Begin Source extract

A glimpse of what’s coming to Ogre 2.0 Final

So, the HLMS is not finished, but it will be the main method for using materials in Ogre 2.0 Final; and writing about how it works helps me stay on track, while documenting for others.

HLMS stands for “High Level Material System”, because for the user, the HLMS means just define the material and start looking at it (no need for coding or shader knowledge!). But on retrospective, tweaking the shader code for an HLMS is much low level than the old Materials have ever been (and that makes them very powerful).

The fantastic trio

The Hlms boils down to 3 parts:

Scripts. To set the material properties (i.e. type of Hlms to use: PBS, Toon shading, GUI; what textures, diffuse colour, roughness, etc). You can also do this from C++ obviously. Everybody will be using this part.

Shader template. The Hlms takes a couple hand-written glsl/hlsl files as template and then adapts it to fit the needs on the fly (i.e. if the mesh doesn’t contain skeleton, the bit of code pertaining to skeletal animation is stripped from the vertex shader). The Hlms provides a simple preprocessor to deal with this entirely within from the template, but you’re not forced to use it. Here’s a simple example of the preprocessor. I won’t be explaining the main keywords today. Advanced users will probably want to modify these files (or write some of their own) to fit their custom needs.

C++ classes implementation. The C++ takes care of picking the shader templates and manipulating them before compiling; and most importantly it feeds the shaders with uniform/constans data and sets the textures that are being in use. It is extremely flexible, powerful, efficient and scalable, but it’s harder to use than good ol’ Materials because those used to be data-driven: there are no AutoParamsSource here. Want the view matrix? You better grab it from the camera when the scene pass is about to start, and then pass it yourself to the shader. This is very powerful, because in D3D11/GL3+ you can just set the uniform buffer with the view matrix just once for the entire frame, and thus have multiple uniforms buffers sorted by update frequency. Very advanced user will be using messing with this part.

Based on your skillset and needs, you can pick up to which parts you want to mess with. Most users will just use the scripts to define materials, advanced users will change the template, and very advanced users who need something entirely different will change all three.

For example the PBS (Physically Based Shading) type has its own C++ implementation and its own set of shader templates. The Toon Shading has its own C++ implementation and set of shaders. There is also an GUI implementation, specifically meant to deal with GUI (ignores normals & lighting, manages multiple UVs, can mix multiple texture with photoshop-like blend modes, can animate the UVs, etc)

It is theoretically possible to implement both Toon & PBS in the same C++ module, but that would be crazy, hard to maintain and not very modular. You get the idea.

Blocks, blocks, blocks

We’re introducing the concept of blocks, most of them are immutable. So far there are three:

Datablock: In other words a “material” from the user’s perspective. It holds data (i.e. material properties) that will be passed directly to the shaders, and also holds which Macroblock & Blendblocks are assigned to it. This is the only block that is not immutable so far.

End Source extract

= Exercise requirements =
**a.** Render this sentence from the HLMS article into Spanish: "It is theoretically possible to implement both Toon & PBS in the same C++ module, but that would be crazy, hard to maintain and not very modular."
**b.** Swap "on track" for "focused" in the stretch of the HLMS article between "So, the HLMS" and "documenting for others.", inclusive, and write that stretch out with the change made.
**c.** Carry on the HLMS article from its last sentence onward.

Begin Entries supplied

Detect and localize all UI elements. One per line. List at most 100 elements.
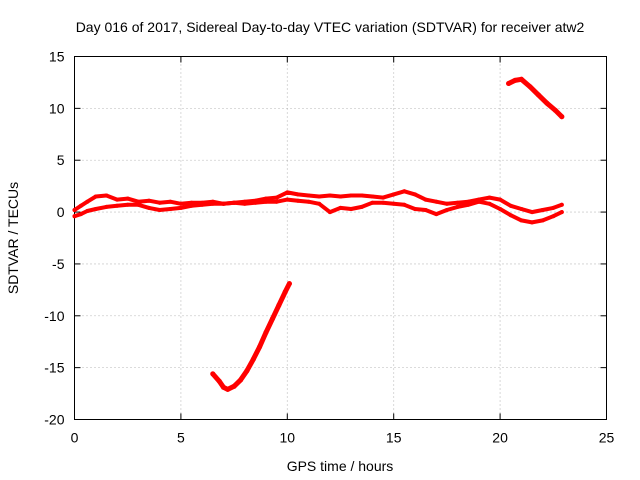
- data-point: [210, 201, 215, 206]
- y-tick-label: 0: [57, 204, 65, 220]
- data-point: [306, 199, 311, 204]
- data-point: [125, 196, 130, 201]
- data-point: [487, 195, 492, 200]
- data-point: [200, 202, 205, 207]
- data-point: [349, 207, 354, 211]
- data-point: [317, 201, 322, 206]
- data-point: [381, 200, 386, 205]
- data-point: [359, 204, 364, 209]
- data-point: [338, 205, 343, 210]
- x-tick-label: 15: [386, 430, 402, 446]
- data-point: [381, 195, 386, 200]
- chart-title: Day 016 of 2017, Sidereal Day-to-day VTE…: [76, 19, 585, 35]
- data-point: [225, 386, 231, 392]
- data-point: [559, 202, 564, 207]
- y-tick-label: -10: [44, 308, 64, 324]
- y-tick-labels: -20 -15 -10 -5 0 5 10 15: [44, 49, 64, 428]
- axis-ticks: [74, 56, 607, 420]
- data-point: [498, 197, 503, 202]
- data-point: [370, 194, 375, 199]
- series-layer: [72, 76, 565, 392]
- x-tick-labels: 0 5 10 15 20 25: [71, 430, 615, 446]
- data-point: [168, 207, 173, 211]
- data-point: [423, 197, 428, 202]
- data-point: [349, 193, 354, 198]
- data-point: [455, 200, 460, 205]
- data-point: [285, 197, 290, 202]
- data-point: [286, 281, 292, 287]
- data-point: [238, 377, 243, 383]
- data-point: [487, 201, 492, 206]
- x-tick-label: 20: [492, 430, 508, 446]
- x-tick-label: 10: [280, 430, 296, 446]
- data-point: [264, 199, 268, 204]
- data-point: [402, 202, 407, 207]
- data-point: [216, 378, 222, 384]
- data-point: [157, 200, 162, 205]
- data-point: [559, 114, 565, 120]
- data-point: [455, 204, 460, 209]
- y-axis-label: SDTVAR / TECUs: [5, 182, 21, 294]
- data-point: [157, 208, 162, 212]
- data-point: [540, 208, 545, 212]
- y-tick-label: -15: [44, 360, 64, 376]
- data-point: [104, 193, 109, 198]
- data-point: [413, 192, 417, 197]
- data-point: [285, 190, 290, 195]
- data-point: [434, 212, 439, 217]
- data-point: [359, 193, 364, 198]
- data-point: [423, 208, 428, 212]
- data-point: [540, 218, 545, 223]
- data-point: [85, 199, 90, 204]
- x-tick-label: 5: [177, 430, 185, 446]
- data-point: [274, 195, 279, 200]
- data-point: [263, 329, 269, 335]
- y-tick-label: 10: [49, 100, 65, 116]
- data-point: [189, 203, 194, 208]
- data-point: [257, 344, 263, 350]
- data-point: [274, 199, 279, 204]
- data-point: [115, 203, 120, 208]
- data-point: [250, 356, 256, 362]
- data-point: [253, 200, 258, 205]
- data-point: [264, 196, 268, 201]
- data-point: [559, 210, 564, 215]
- data-point: [434, 199, 439, 204]
- data-point: [244, 368, 250, 374]
- data-point: [115, 197, 120, 202]
- data-point: [508, 213, 513, 218]
- data-point: [530, 220, 534, 225]
- data-point: [178, 205, 183, 210]
- data-point: [508, 203, 513, 208]
- grid: [74, 56, 607, 420]
- data-point: [527, 84, 533, 90]
- data-point: [85, 209, 90, 213]
- data-point: [125, 202, 130, 207]
- data-point: [506, 81, 512, 86]
- data-point: [210, 371, 216, 377]
- x-tick-label: 0: [71, 430, 79, 446]
- data-point: [444, 201, 449, 206]
- data-point: [338, 194, 343, 199]
- data-point: [551, 205, 556, 210]
- data-point: [93, 194, 98, 199]
- data-point: [72, 214, 77, 219]
- data-point: [78, 212, 83, 217]
- series-low-arc: [210, 281, 292, 392]
- data-point: [221, 384, 226, 390]
- data-point: [147, 198, 151, 203]
- data-point: [136, 202, 141, 207]
- data-point: [104, 204, 109, 209]
- data-point: [72, 208, 77, 212]
- data-point: [242, 201, 247, 206]
- data-point: [498, 207, 503, 211]
- data-point: [136, 199, 141, 204]
- data-point: [552, 107, 558, 113]
- data-point: [402, 189, 407, 194]
- data-point: [306, 193, 311, 198]
- data-point: [327, 210, 332, 215]
- data-point: [93, 207, 98, 211]
- data-point: [476, 199, 481, 204]
- data-point: [391, 201, 396, 206]
- data-point: [413, 207, 417, 211]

End Entries supplied

= Answers to the exercises =
**a.** En teoría es posible implementar tanto Toon como PBS en el mismo módulo de C++, pero sería una locura, difícil de mantener y no muy modular.

**b.**
So, the HLMS is not finished, but it will be the main method for using materials in Ogre 2.0 Final; and writing about how it works helps me stay focused, while documenting for others.

**c.**
Macroblocks: Named like that because they rarely change. Except for transparents, we sort by macroblock first. These contain information like depth check & depth write, culling mode, polygon mode (point, wireframe, solid). They’re quite analogous to D3D11_RASTERIZER_DESC. And not without reason: under the hood Macroblocks hold a ID3D11RasterizerState, and thanks to render queue’s sorting, we change them as little as possible. In other words, reduce API overhead. On GL backends, we just change the individual states on each block change. Macroblocks can be shared by many Datablocks.

Blendblocks: Blendblocks are like Macroblocks, but they hold alpha blending operation information (blend factors: One, One_Minus_Src_Alpha; blending modes: add, substract, min, max. etc). They’re analogous to D3D11_BLEND_DESC. We also sort by blendblocks to reduce state changes.

Being immutable means you can’t change the Macro- & Blendblocks after being created. If you want to make a change, you have to create a new block and assign the new one. The previous one won’t be destroyed until asked explicitly.

Technically on OpenGL render systems (GL3+, GL ES2) you can const_cast the pointers, change the block’s parameters (mind you, the pointer is shared by other datablocks, so you will be changing them as well as side effect) and it will probably work. But it will fail on D3D11 render system.

Why Macroblocks & Blendblocks?

You could be thinking the reason I came up with these two is to fit with D3D11’s grand scheme of things while being compatible with OpenGL. But that’s a half truth and an awesome side effect. I’ve been developing the Hlms using OpenGL this whole time.

An OpenGL fanboy will tell you that grouping these together in single call like D3D11 did barely reduces API overhead in practice (as long as you keep sorting by state), and they’re right about that.

However, I still think Microsoft really nailed on this for two reasons:

Many materials in practice share the same Macro- & Blendblock parameters. In an age where we want many 3D primitives with the same shader but slightly different parameters like texture, colour, or roughness (which equals, a different material) having these settings repeated per material wastes a lot of memory space… and a lot of bandwidth (and wastes cache space). Ogre 2.0 is bandwidth bound, so having all materials share the same pointer to the same Macroblock can potentially save a lot of bandwidth, and be friendlier to the cache at the same time.This stays true whether we use D3D11, D3D12, OpenGL, GL ES 2, or Mantle.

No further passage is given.